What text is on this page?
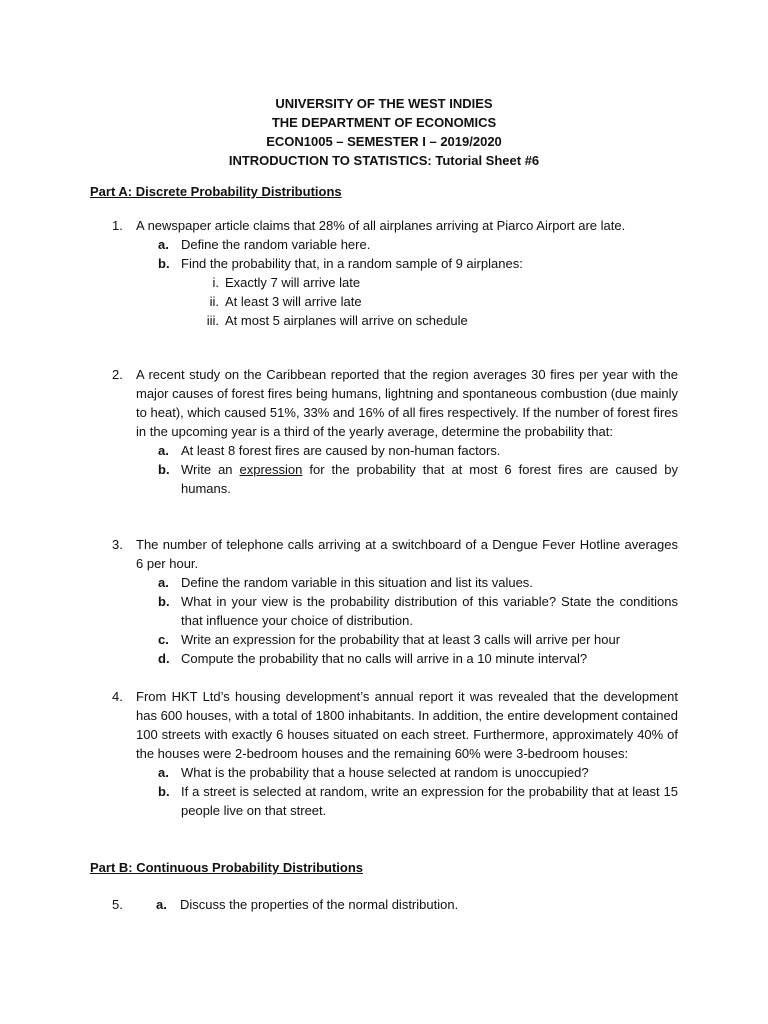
UNIVERSITY OF THE WEST INDIES
THE DEPARTMENT OF ECONOMICS
ECON1005 – SEMESTER I – 2019/2020
INTRODUCTION TO STATISTICS: Tutorial Sheet #6
Part A: Discrete Probability Distributions
1. A newspaper article claims that 28% of all airplanes arriving at Piarco Airport are late.
a. Define the random variable here.
b. Find the probability that, in a random sample of 9 airplanes:
i. Exactly 7 will arrive late
ii. At least 3 will arrive late
iii. At most 5 airplanes will arrive on schedule
2. A recent study on the Caribbean reported that the region averages 30 fires per year with the major causes of forest fires being humans, lightning and spontaneous combustion (due mainly to heat), which caused 51%, 33% and 16% of all fires respectively. If the number of forest fires in the upcoming year is a third of the yearly average, determine the probability that:
a. At least 8 forest fires are caused by non-human factors.
b. Write an expression for the probability that at most 6 forest fires are caused by humans.
3. The number of telephone calls arriving at a switchboard of a Dengue Fever Hotline averages 6 per hour.
a. Define the random variable in this situation and list its values.
b. What in your view is the probability distribution of this variable? State the conditions that influence your choice of distribution.
c. Write an expression for the probability that at least 3 calls will arrive per hour
d. Compute the probability that no calls will arrive in a 10 minute interval?
4. From HKT Ltd’s housing development’s annual report it was revealed that the development has 600 houses, with a total of 1800 inhabitants. In addition, the entire development contained 100 streets with exactly 6 houses situated on each street. Furthermore, approximately 40% of the houses were 2-bedroom houses and the remaining 60% were 3-bedroom houses:
a. What is the probability that a house selected at random is unoccupied?
b. If a street is selected at random, write an expression for the probability that at least 15 people live on that street.
Part B: Continuous Probability Distributions
5.	a. Discuss the properties of the normal distribution.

- - -

**PROBLEM DESCRIPTION:**
Looking at the records above, report how many lines contain the word "most". Answer with the number only.

**TASK SOLUTION:**
2